- WHAT YOU ARE ASKED TO DO
Write out the passage on merle Great Danes word for word, from "Breeders disagreed about" up to and including "was partly correct.".

- PROVIDED TEXT
Bellini, bred and owned by Dr. Tracy Powell of Dulce Great Danes in East Windsor, Connecticut, became the first merle Great Dane in history to earn a conformation champion title. The newly approved coat color for Great Danes — merle Great Danes became eligible to enter American Kennel Club shows on Jan. 1, 2019 — signals a change in long-held beliefs about genetics. Shaping this new era is DNA testing, which has helped to provide definitive answers about recessives behind a dog and guidelines to aid breeders’ decision-making.

Merle has always been a Great Dane color but never an approved one. Throughout the past century merle has been a disqualification, meaning that regardless how elegant or regal an individual dog may have been, a merle Great Dane would be dismissed simply on the basis of its coat color. Even more problematic, breeding two merles together had a high probability of producing double merles, mostly white dogs with congenital deafness or visual impairments. Despite breeders’ best efforts to eradicate merles from the breed, the coat color continued to crop up.

Breeders disagreed about why merle remained in the gene pool. Some speculated that merle and harlequin were somehow related because harlequin Danes often produced merles. One of the most influential harlequin breeders was the late Laura Kiaulenas of BMW Great Danes in Farmingville, New York, who believed that harlequin resulted from the interaction of genes for black, merle and white. She was partly correct.

Geneticist Neil O’Sullivan, PhD, a Great Dane breeder working in the Department of Agricultural Zoology and Genetics at the University College of Dublin, Ireland, in the 1980s, was determined to find out. He began collecting breeding records from Irish and British breeders, amassing a large sample size of a variety of coat color matings.   

Meanwhile, D. Phillip Sponenberg, DVM, PhD, professor of pathology and genetics at Virginia-Maryland College of Veterinary Medicine, began similar research in North America. In an article published in the Journal of Heredity in 1985, Dr. Sponenberg supported the theory that harlequin is a modification of merle.

Analysis of data collected by Dr. O’Sullivan and his team confirmed the hypothesis that harlequin was a modification of merle. This research was published in January 1988 in the journal Genetica. “In a U.K. litter, a harlequin Dane was produced from a merle x blue breeding. This was something the theory supported, and now we had an example in the field,” Dr. O’Sullivan says.

Most harlequin breeders accepted that without merle there could be no harlequin, but doubters remained. It would be decades before DNA technology could definitively explain the relationship. The opportunity came when a research team at Texas A&M University, led by the late Keith Murphy, DVM, PhD, professor of genetics, and Leigh Anne Clark, PhD, research assistant professor, identified the merle gene and then proposed a follow-up study to find the harlequin gene. The Great Dane Club of America (GDCA) was eager to support the research.

The project moved to Clemson University, following Dr. Murphy, who had become professor of genetics and head of the Clemson University Genomics Institute, and Dr. Clark, now associate professor of genetics. They located the harlequin gene and described how merle and harlequin interacted.

- RECORDS
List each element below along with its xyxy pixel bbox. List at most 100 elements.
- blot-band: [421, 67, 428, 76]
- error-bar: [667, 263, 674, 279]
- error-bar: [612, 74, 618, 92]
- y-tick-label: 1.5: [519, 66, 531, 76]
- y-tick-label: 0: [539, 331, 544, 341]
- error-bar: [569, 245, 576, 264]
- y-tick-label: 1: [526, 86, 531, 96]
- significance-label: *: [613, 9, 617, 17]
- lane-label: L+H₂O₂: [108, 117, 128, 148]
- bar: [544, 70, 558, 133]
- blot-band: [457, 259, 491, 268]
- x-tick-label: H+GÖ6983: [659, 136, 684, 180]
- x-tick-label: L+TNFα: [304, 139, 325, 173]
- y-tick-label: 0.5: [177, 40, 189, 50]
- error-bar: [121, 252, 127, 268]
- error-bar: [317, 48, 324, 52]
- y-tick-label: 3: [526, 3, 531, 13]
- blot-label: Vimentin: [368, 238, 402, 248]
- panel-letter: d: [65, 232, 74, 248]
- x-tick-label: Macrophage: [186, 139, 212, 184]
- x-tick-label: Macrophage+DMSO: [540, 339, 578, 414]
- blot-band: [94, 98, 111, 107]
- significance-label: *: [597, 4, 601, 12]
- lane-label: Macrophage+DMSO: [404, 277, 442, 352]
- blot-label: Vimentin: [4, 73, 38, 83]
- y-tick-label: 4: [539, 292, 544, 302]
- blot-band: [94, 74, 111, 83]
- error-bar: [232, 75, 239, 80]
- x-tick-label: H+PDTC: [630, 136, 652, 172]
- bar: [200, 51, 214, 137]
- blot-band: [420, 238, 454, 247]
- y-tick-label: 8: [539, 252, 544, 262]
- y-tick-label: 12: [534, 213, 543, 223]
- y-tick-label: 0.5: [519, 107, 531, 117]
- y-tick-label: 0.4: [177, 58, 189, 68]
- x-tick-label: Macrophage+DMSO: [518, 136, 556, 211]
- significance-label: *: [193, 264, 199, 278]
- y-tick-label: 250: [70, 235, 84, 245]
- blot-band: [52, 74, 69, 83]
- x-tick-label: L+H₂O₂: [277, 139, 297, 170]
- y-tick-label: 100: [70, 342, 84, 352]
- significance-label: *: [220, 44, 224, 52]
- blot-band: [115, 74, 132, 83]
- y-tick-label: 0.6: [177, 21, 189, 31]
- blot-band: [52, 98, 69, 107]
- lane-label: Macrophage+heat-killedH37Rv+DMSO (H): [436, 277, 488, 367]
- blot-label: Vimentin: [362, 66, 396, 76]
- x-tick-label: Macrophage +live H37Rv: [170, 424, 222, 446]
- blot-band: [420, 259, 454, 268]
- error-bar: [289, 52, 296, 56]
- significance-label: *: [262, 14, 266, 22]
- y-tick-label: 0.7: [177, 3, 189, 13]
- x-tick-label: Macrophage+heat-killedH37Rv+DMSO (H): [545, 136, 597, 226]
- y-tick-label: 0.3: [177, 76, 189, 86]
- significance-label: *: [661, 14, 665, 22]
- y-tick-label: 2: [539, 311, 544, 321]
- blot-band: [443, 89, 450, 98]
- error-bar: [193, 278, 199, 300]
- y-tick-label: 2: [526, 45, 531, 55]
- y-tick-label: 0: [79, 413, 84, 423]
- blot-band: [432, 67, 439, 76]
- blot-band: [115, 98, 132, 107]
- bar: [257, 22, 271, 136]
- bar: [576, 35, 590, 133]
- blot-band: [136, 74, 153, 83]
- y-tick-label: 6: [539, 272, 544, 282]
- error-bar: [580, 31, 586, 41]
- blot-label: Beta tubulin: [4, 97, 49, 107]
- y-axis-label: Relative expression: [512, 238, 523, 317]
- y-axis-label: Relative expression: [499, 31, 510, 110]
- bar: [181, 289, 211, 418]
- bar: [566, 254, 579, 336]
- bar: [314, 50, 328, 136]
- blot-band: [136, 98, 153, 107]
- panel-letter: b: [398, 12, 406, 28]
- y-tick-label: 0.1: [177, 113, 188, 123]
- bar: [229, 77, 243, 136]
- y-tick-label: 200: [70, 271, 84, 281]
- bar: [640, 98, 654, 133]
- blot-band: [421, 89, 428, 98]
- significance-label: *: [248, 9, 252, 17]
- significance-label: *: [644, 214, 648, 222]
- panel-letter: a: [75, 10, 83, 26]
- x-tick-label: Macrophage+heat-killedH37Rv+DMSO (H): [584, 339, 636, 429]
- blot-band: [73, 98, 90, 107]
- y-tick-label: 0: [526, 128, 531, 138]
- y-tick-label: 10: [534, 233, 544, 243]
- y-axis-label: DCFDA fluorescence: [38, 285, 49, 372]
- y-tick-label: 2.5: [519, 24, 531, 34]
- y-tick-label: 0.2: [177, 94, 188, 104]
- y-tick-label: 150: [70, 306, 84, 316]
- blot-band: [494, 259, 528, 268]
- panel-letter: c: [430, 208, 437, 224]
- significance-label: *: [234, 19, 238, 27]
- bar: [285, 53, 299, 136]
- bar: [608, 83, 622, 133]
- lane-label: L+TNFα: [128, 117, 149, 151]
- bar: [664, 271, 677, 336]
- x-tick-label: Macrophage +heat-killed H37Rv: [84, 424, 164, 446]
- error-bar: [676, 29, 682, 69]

- SOLUTION FOR THIS TASK
Breeders disagreed about why merle remained in the gene pool. Some speculated that merle and harlequin were somehow related because harlequin Danes often produced merles. One of the most influential harlequin breeders was the late Laura Kiaulenas of BMW Great Danes in Farmingville, New York, who believed that harlequin resulted from the interaction of genes for black, merle and white. She was partly correct.